■ YOUR INSTRUCTIONS
Your task is to repeat the entries word for word while leaving out the pictures.

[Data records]
###
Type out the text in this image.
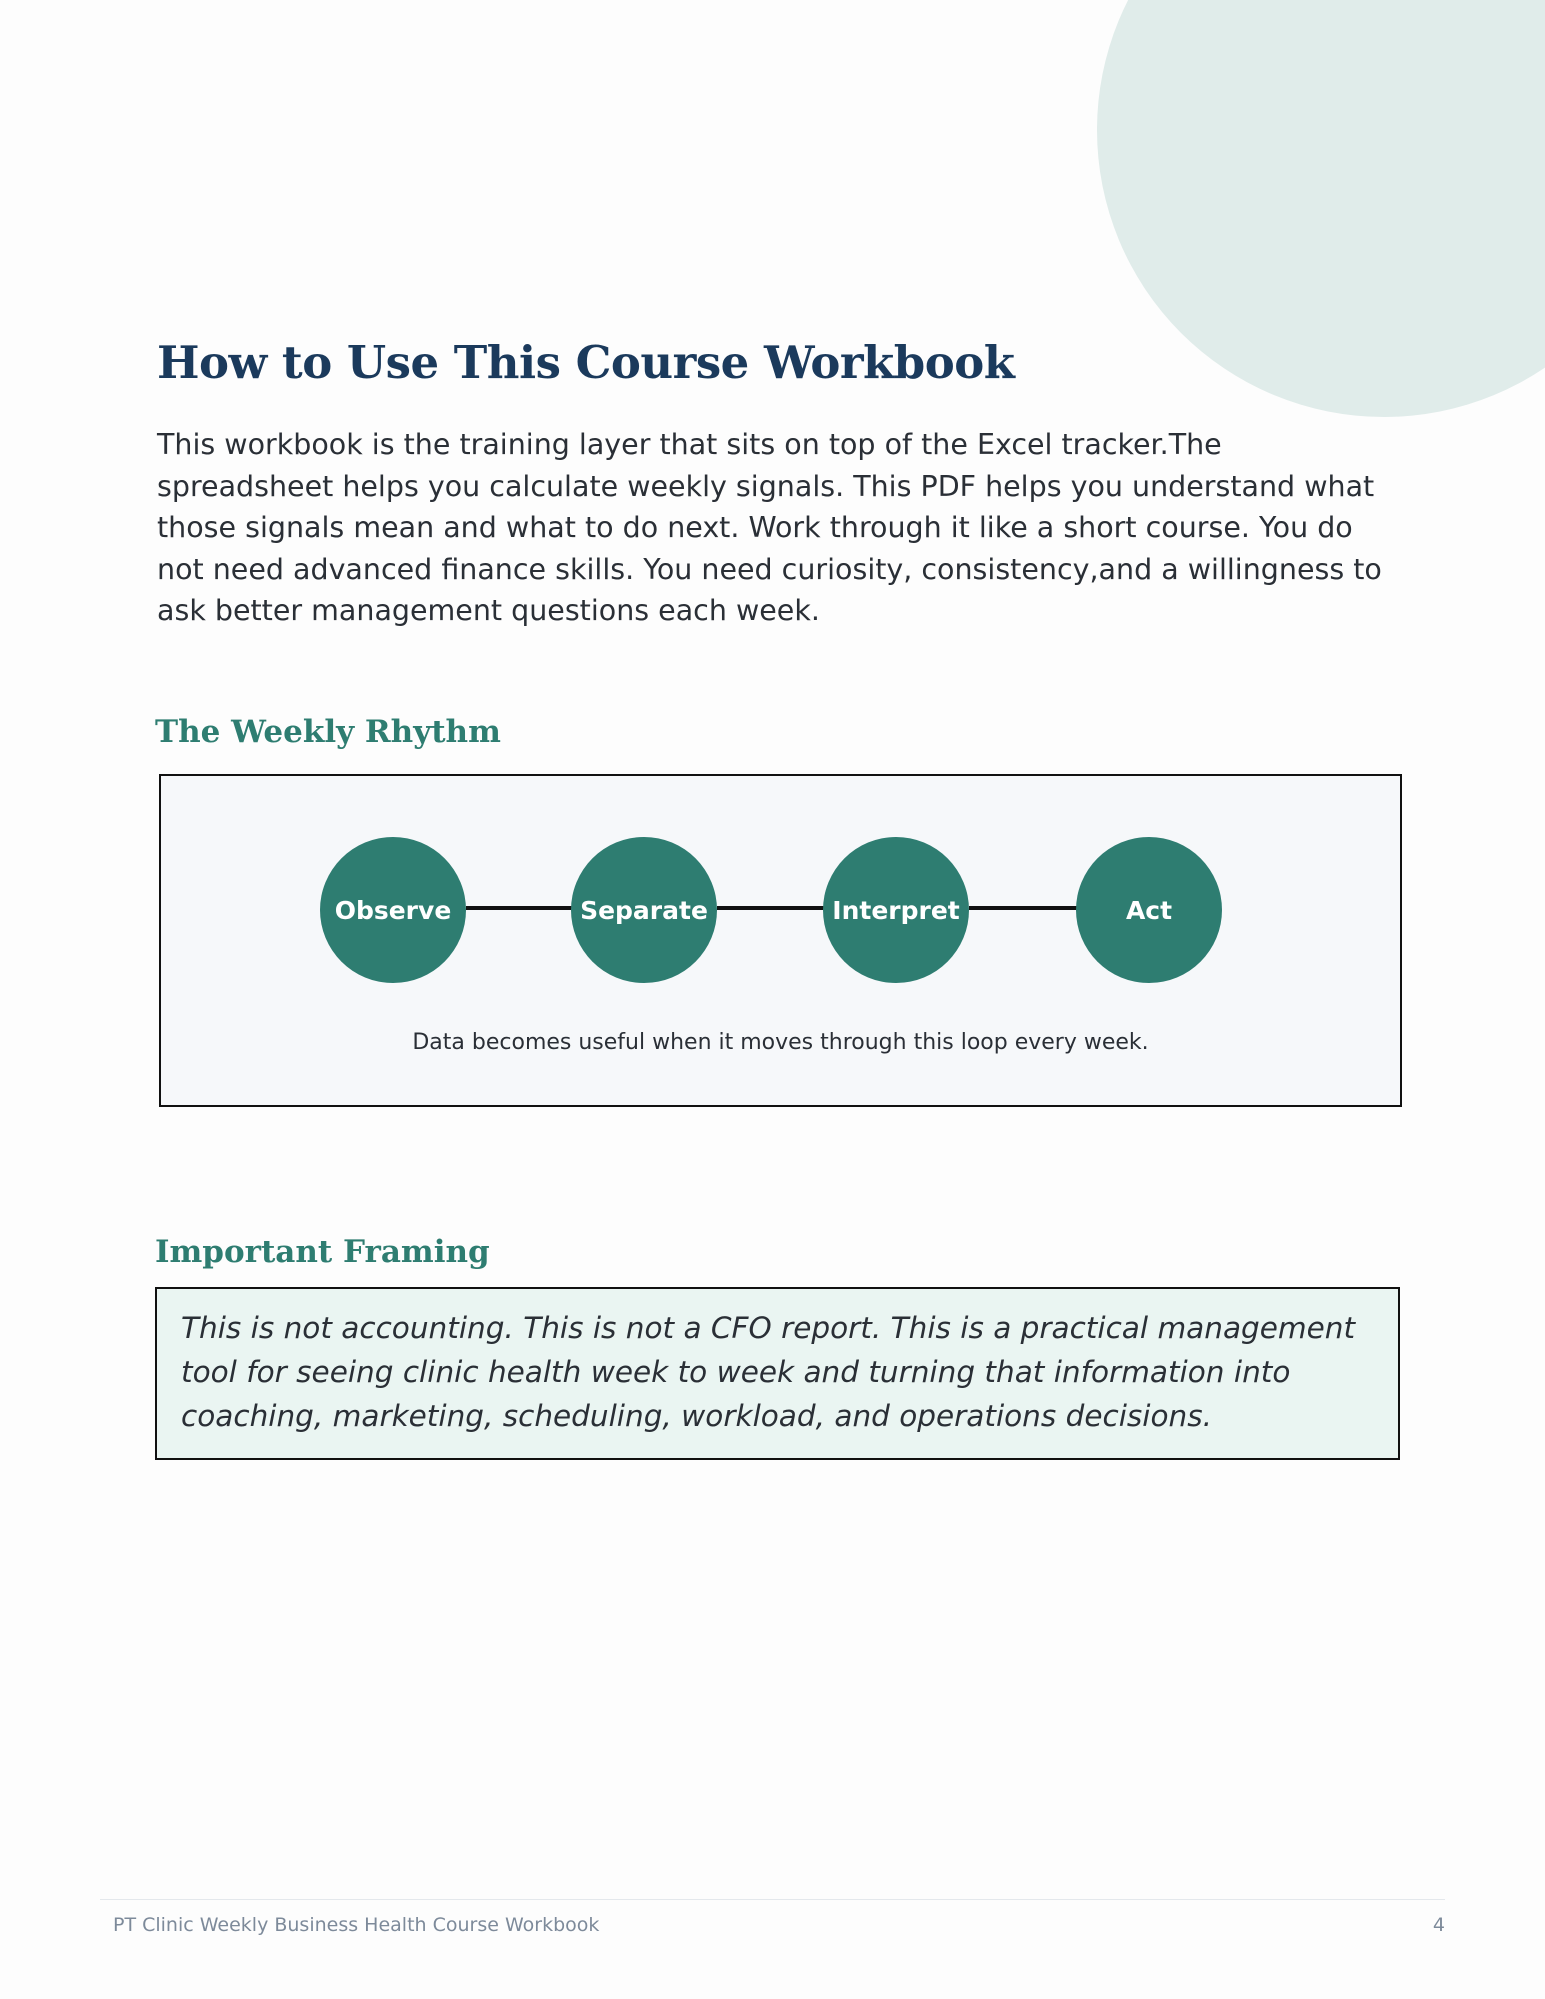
How to Use This Course Workbook

This workbook is the training layer that sits on top of the Excel tracker.The spreadsheet helps you calculate weekly signals. This PDF helps you understand what those signals mean and what to do next. Work through it like a short course. You do not need advanced finance skills. You need curiosity, consistency,and a willingness to ask better management questions each week.

The Weekly Rhythm
Observe	Separate	Interpret	Act
Data becomes useful when it moves through this loop every week.
Important Framing

This is not accounting. This is not a CFO report. This is a practical management tool for seeing clinic health week to week and turning that information into coaching, marketing, scheduling, workload, and operations decisions.

PT Clinic Weekly Business Health Course Workbook	4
###
■ REPLY TO THE EXERCISE
Type out the text in this image.
How to Use This Course Workbook

This workbook is the training layer that sits on top of the Excel tracker.The spreadsheet helps you calculate weekly signals. This PDF helps you understand what those signals mean and what to do next. Work through it like a short course. You do not need advanced finance skills. You need curiosity, consistency,and a willingness to ask better management questions each week.

The Weekly Rhythm
Observe	Separate	Interpret	Act
Data becomes useful when it moves through this loop every week.
Important Framing

This is not accounting. This is not a CFO report. This is a practical management tool for seeing clinic health week to week and turning that information into coaching, marketing, scheduling, workload, and operations decisions.

PT Clinic Weekly Business Health Course Workbook	4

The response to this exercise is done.